======== INFORMATION PROVIDED
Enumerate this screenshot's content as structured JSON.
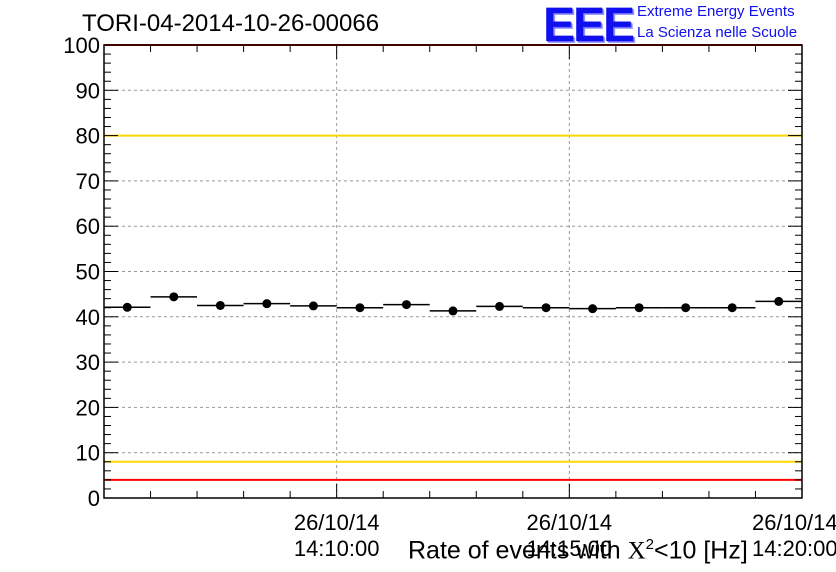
{
  "chart_data": {
    "type": "scatter",
    "title": "TORI-04-2014-10-26-00066",
    "xlabel_parts": {
      "prefix": "Rate of events with ",
      "chi": "X",
      "sup": "2",
      "suffix": "<10 [Hz]"
    },
    "ylim": [
      0,
      100
    ],
    "yticks": [
      0,
      10,
      20,
      30,
      40,
      50,
      60,
      70,
      80,
      90,
      100
    ],
    "xticks": [
      {
        "date": "26/10/14",
        "time": "14:10:00",
        "minute": 10
      },
      {
        "date": "26/10/14",
        "time": "14:15:00",
        "minute": 15
      },
      {
        "date": "26/10/14",
        "time": "14:20:00",
        "minute": 20
      }
    ],
    "xlim_minutes": [
      5,
      20
    ],
    "bin_width_minutes": 1,
    "x_minutes": [
      5.5,
      6.5,
      7.5,
      8.5,
      9.5,
      10.5,
      11.5,
      12.5,
      13.5,
      14.5,
      15.5,
      16.5,
      17.5,
      18.5,
      19.5
    ],
    "values": [
      42.1,
      44.4,
      42.5,
      42.9,
      42.4,
      42.0,
      42.7,
      41.3,
      42.3,
      42.0,
      41.8,
      42.0,
      42.0,
      42.0,
      43.4
    ],
    "reference_lines": [
      {
        "value": 100,
        "color": "#ff0000"
      },
      {
        "value": 80,
        "color": "#ffd700"
      },
      {
        "value": 8,
        "color": "#ffd700"
      },
      {
        "value": 4,
        "color": "#ff0000"
      }
    ],
    "grid": true
  },
  "logo": {
    "mark": "EEE",
    "line1": "Extreme Energy Events",
    "line2": "La Scienza nelle Scuole",
    "color": "#1010ee"
  }
}
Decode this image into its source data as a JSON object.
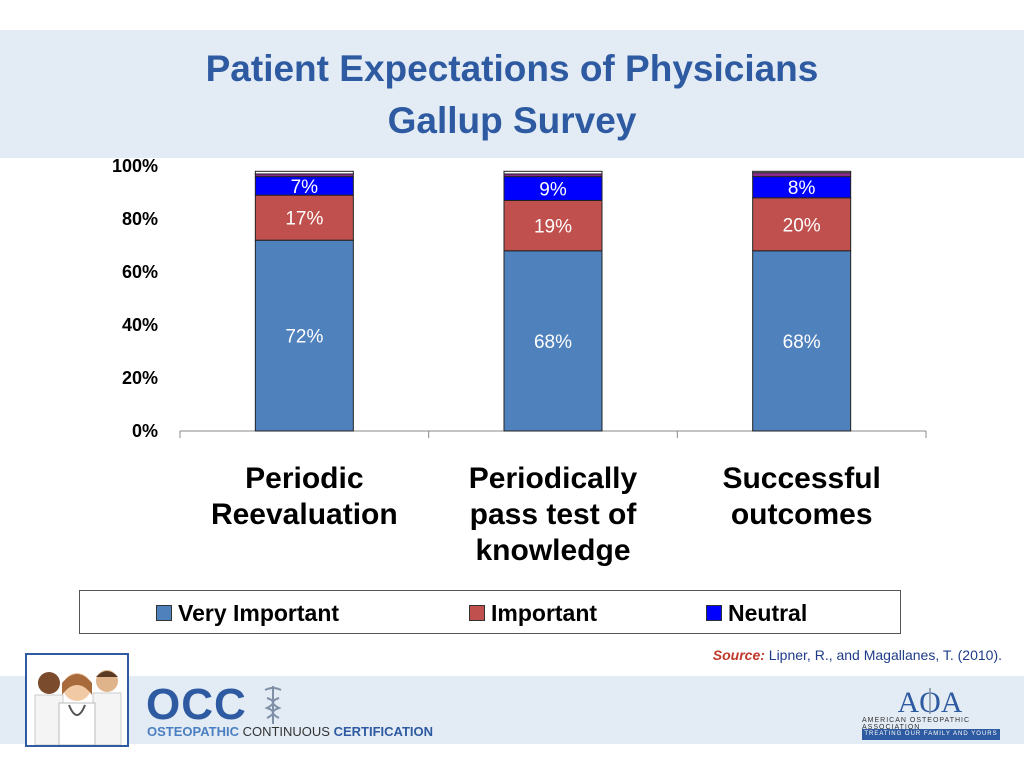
================
STATED EXERCISE
Each record above must be returned exactly as written, with its pictures omitted.

RESULT OF THE EXERCISE
Enumerate this screenshot's content as structured JSON.
{
  "chart_data": {
    "type": "scatter",
    "title": "TORI-04-2014-10-26-00066",
    "xlabel_parts": {
      "prefix": "Rate of events with ",
      "chi": "X",
      "sup": "2",
      "suffix": "<10 [Hz]"
    },
    "ylim": [
      0,
      100
    ],
    "yticks": [
      0,
      10,
      20,
      30,
      40,
      50,
      60,
      70,
      80,
      90,
      100
    ],
    "xticks": [
      {
        "date": "26/10/14",
        "time": "14:10:00",
        "minute": 10
      },
      {
        "date": "26/10/14",
        "time": "14:15:00",
        "minute": 15
      },
      {
        "date": "26/10/14",
        "time": "14:20:00",
        "minute": 20
      }
    ],
    "xlim_minutes": [
      5,
      20
    ],
    "bin_width_minutes": 1,
    "x_minutes": [
      5.5,
      6.5,
      7.5,
      8.5,
      9.5,
      10.5,
      11.5,
      12.5,
      13.5,
      14.5,
      15.5,
      16.5,
      17.5,
      18.5,
      19.5
    ],
    "values": [
      42.1,
      44.4,
      42.5,
      42.9,
      42.4,
      42.0,
      42.7,
      41.3,
      42.3,
      42.0,
      41.8,
      42.0,
      42.0,
      42.0,
      43.4
    ],
    "reference_lines": [
      {
        "value": 100,
        "color": "#ff0000"
      },
      {
        "value": 80,
        "color": "#ffd700"
      },
      {
        "value": 8,
        "color": "#ffd700"
      },
      {
        "value": 4,
        "color": "#ff0000"
      }
    ],
    "grid": true
  },
  "logo": {
    "mark": "EEE",
    "line1": "Extreme Energy Events",
    "line2": "La Scienza nelle Scuole",
    "color": "#1010ee"
  }
}
Decode this image into its source data as a JSON object.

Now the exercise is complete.